* [RECORDS]
»»
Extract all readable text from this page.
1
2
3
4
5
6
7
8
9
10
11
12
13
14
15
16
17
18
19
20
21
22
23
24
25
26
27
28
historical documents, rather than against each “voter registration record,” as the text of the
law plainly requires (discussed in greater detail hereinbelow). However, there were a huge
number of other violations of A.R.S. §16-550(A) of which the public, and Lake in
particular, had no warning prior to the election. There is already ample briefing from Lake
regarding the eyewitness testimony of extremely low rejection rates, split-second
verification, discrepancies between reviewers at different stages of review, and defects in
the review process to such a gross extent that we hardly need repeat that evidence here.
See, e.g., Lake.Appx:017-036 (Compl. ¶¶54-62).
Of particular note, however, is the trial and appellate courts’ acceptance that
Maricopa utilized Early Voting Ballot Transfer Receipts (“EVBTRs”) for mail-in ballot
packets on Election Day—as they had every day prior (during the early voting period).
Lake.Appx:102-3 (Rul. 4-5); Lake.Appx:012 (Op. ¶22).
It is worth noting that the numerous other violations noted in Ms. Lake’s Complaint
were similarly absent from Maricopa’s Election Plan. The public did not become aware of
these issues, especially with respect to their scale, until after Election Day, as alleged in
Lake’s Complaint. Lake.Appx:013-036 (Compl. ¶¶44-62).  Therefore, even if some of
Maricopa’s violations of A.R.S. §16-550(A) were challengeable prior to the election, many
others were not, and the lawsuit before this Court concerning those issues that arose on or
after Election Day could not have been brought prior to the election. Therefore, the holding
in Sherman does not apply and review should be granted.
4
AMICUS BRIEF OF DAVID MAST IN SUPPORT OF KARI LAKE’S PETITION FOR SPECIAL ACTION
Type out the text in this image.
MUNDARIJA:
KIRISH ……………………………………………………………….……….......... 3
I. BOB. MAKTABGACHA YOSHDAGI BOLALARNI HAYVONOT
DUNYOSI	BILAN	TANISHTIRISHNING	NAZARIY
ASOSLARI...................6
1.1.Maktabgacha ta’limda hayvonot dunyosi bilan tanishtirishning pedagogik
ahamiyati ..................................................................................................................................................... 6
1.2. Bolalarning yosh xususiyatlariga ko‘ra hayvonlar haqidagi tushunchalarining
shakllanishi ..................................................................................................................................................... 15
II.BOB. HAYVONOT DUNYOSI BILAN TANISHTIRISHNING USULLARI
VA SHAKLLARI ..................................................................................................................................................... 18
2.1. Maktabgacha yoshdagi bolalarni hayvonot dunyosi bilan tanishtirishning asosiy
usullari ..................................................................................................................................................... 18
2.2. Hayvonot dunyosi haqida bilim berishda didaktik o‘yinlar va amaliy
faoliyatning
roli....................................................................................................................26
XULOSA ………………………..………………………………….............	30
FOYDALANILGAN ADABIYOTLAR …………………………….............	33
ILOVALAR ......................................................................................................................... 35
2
««
* [STATED TASK] Return the lines above exactly, keeping every word.

* [COMPLETE RESPONSE]
Extract all readable text from this page.
1
2
3
4
5
6
7
8
9
10
11
12
13
14
15
16
17
18
19
20
21
22
23
24
25
26
27
28
historical documents, rather than against each “voter registration record,” as the text of the
law plainly requires (discussed in greater detail hereinbelow). However, there were a huge
number of other violations of A.R.S. §16-550(A) of which the public, and Lake in
particular, had no warning prior to the election. There is already ample briefing from Lake
regarding the eyewitness testimony of extremely low rejection rates, split-second
verification, discrepancies between reviewers at different stages of review, and defects in
the review process to such a gross extent that we hardly need repeat that evidence here.
See, e.g., Lake.Appx:017-036 (Compl. ¶¶54-62).
Of particular note, however, is the trial and appellate courts’ acceptance that
Maricopa utilized Early Voting Ballot Transfer Receipts (“EVBTRs”) for mail-in ballot
packets on Election Day—as they had every day prior (during the early voting period).
Lake.Appx:102-3 (Rul. 4-5); Lake.Appx:012 (Op. ¶22).
It is worth noting that the numerous other violations noted in Ms. Lake’s Complaint
were similarly absent from Maricopa’s Election Plan. The public did not become aware of
these issues, especially with respect to their scale, until after Election Day, as alleged in
Lake’s Complaint. Lake.Appx:013-036 (Compl. ¶¶44-62).  Therefore, even if some of
Maricopa’s violations of A.R.S. §16-550(A) were challengeable prior to the election, many
others were not, and the lawsuit before this Court concerning those issues that arose on or
after Election Day could not have been brought prior to the election. Therefore, the holding
in Sherman does not apply and review should be granted.
4
AMICUS BRIEF OF DAVID MAST IN SUPPORT OF KARI LAKE’S PETITION FOR SPECIAL ACTION
Type out the text in this image.
MUNDARIJA:
KIRISH ……………………………………………………………….……….......... 3
I. BOB. MAKTABGACHA YOSHDAGI BOLALARNI HAYVONOT
DUNYOSI	BILAN	TANISHTIRISHNING	NAZARIY
ASOSLARI...................6
1.1.Maktabgacha ta’limda hayvonot dunyosi bilan tanishtirishning pedagogik
ahamiyati ..................................................................................................................................................... 6
1.2. Bolalarning yosh xususiyatlariga ko‘ra hayvonlar haqidagi tushunchalarining
shakllanishi ..................................................................................................................................................... 15
II.BOB. HAYVONOT DUNYOSI BILAN TANISHTIRISHNING USULLARI
VA SHAKLLARI ..................................................................................................................................................... 18
2.1. Maktabgacha yoshdagi bolalarni hayvonot dunyosi bilan tanishtirishning asosiy
usullari ..................................................................................................................................................... 18
2.2. Hayvonot dunyosi haqida bilim berishda didaktik o‘yinlar va amaliy
faoliyatning
roli....................................................................................................................26
XULOSA ………………………..………………………………….............	30
FOYDALANILGAN ADABIYOTLAR …………………………….............	33
ILOVALAR ......................................................................................................................... 35
2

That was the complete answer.